What is being asked — Return the records that follow unaltered. Omit every picture.

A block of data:
┄┄┄┄┄┄

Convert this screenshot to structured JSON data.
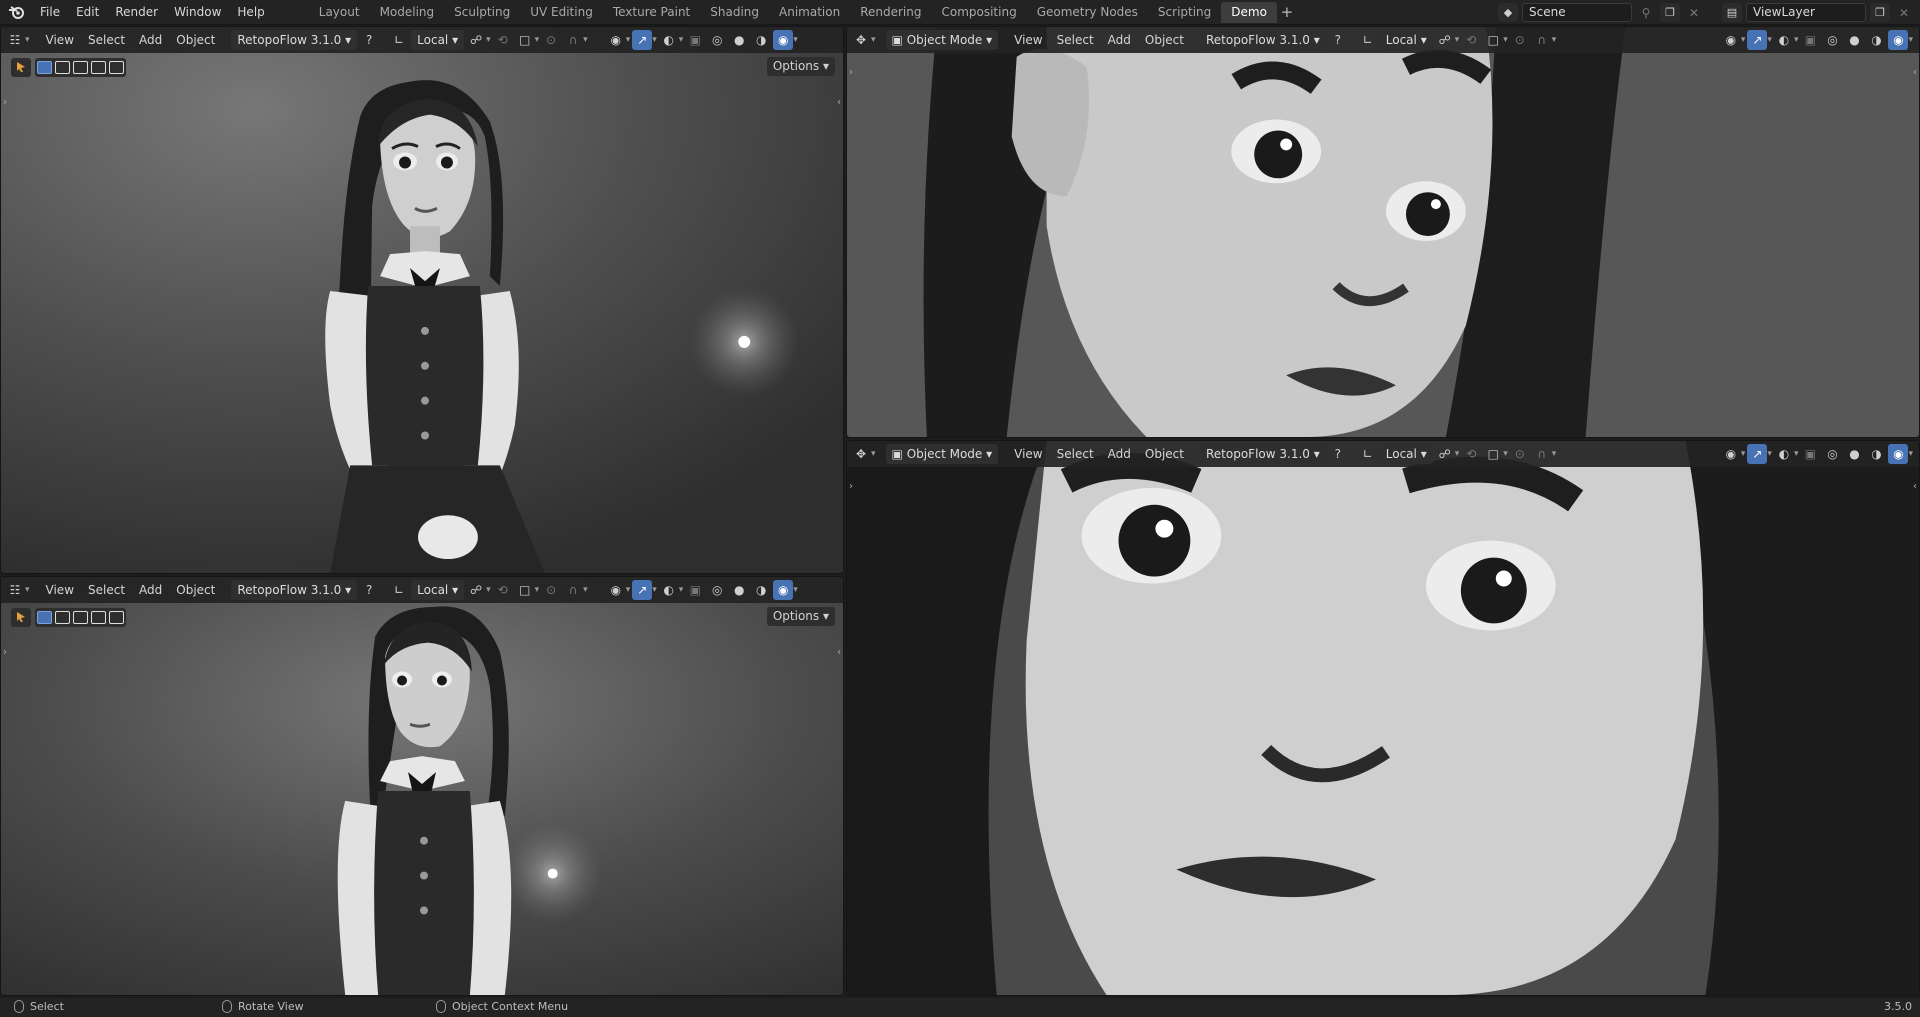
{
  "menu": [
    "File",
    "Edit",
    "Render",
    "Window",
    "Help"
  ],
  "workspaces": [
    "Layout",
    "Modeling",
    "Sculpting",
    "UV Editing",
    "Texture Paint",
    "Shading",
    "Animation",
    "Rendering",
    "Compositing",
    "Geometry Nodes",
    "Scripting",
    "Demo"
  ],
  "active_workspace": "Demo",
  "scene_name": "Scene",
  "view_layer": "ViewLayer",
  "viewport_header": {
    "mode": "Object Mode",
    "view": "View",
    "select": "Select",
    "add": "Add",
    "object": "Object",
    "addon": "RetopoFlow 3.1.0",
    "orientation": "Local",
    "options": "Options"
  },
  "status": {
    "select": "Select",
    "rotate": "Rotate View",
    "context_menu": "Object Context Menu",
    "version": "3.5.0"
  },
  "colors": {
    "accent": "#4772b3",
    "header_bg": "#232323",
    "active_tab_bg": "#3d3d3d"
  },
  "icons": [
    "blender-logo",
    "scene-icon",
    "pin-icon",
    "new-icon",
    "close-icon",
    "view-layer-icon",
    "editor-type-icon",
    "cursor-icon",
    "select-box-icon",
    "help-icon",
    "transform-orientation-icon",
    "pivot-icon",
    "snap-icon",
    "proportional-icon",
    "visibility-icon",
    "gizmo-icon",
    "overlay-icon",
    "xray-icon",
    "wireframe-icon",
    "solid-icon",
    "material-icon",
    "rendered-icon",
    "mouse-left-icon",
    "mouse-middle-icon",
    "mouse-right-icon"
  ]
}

┄┄┄┄┄┄

Completed task —
Convert this screenshot to structured JSON data.
{
  "menu": [
    "File",
    "Edit",
    "Render",
    "Window",
    "Help"
  ],
  "workspaces": [
    "Layout",
    "Modeling",
    "Sculpting",
    "UV Editing",
    "Texture Paint",
    "Shading",
    "Animation",
    "Rendering",
    "Compositing",
    "Geometry Nodes",
    "Scripting",
    "Demo"
  ],
  "active_workspace": "Demo",
  "scene_name": "Scene",
  "view_layer": "ViewLayer",
  "viewport_header": {
    "mode": "Object Mode",
    "view": "View",
    "select": "Select",
    "add": "Add",
    "object": "Object",
    "addon": "RetopoFlow 3.1.0",
    "orientation": "Local",
    "options": "Options"
  },
  "status": {
    "select": "Select",
    "rotate": "Rotate View",
    "context_menu": "Object Context Menu",
    "version": "3.5.0"
  },
  "colors": {
    "accent": "#4772b3",
    "header_bg": "#232323",
    "active_tab_bg": "#3d3d3d"
  },
  "icons": [
    "blender-logo",
    "scene-icon",
    "pin-icon",
    "new-icon",
    "close-icon",
    "view-layer-icon",
    "editor-type-icon",
    "cursor-icon",
    "select-box-icon",
    "help-icon",
    "transform-orientation-icon",
    "pivot-icon",
    "snap-icon",
    "proportional-icon",
    "visibility-icon",
    "gizmo-icon",
    "overlay-icon",
    "xray-icon",
    "wireframe-icon",
    "solid-icon",
    "material-icon",
    "rendered-icon",
    "mouse-left-icon",
    "mouse-middle-icon",
    "mouse-right-icon"
  ]
}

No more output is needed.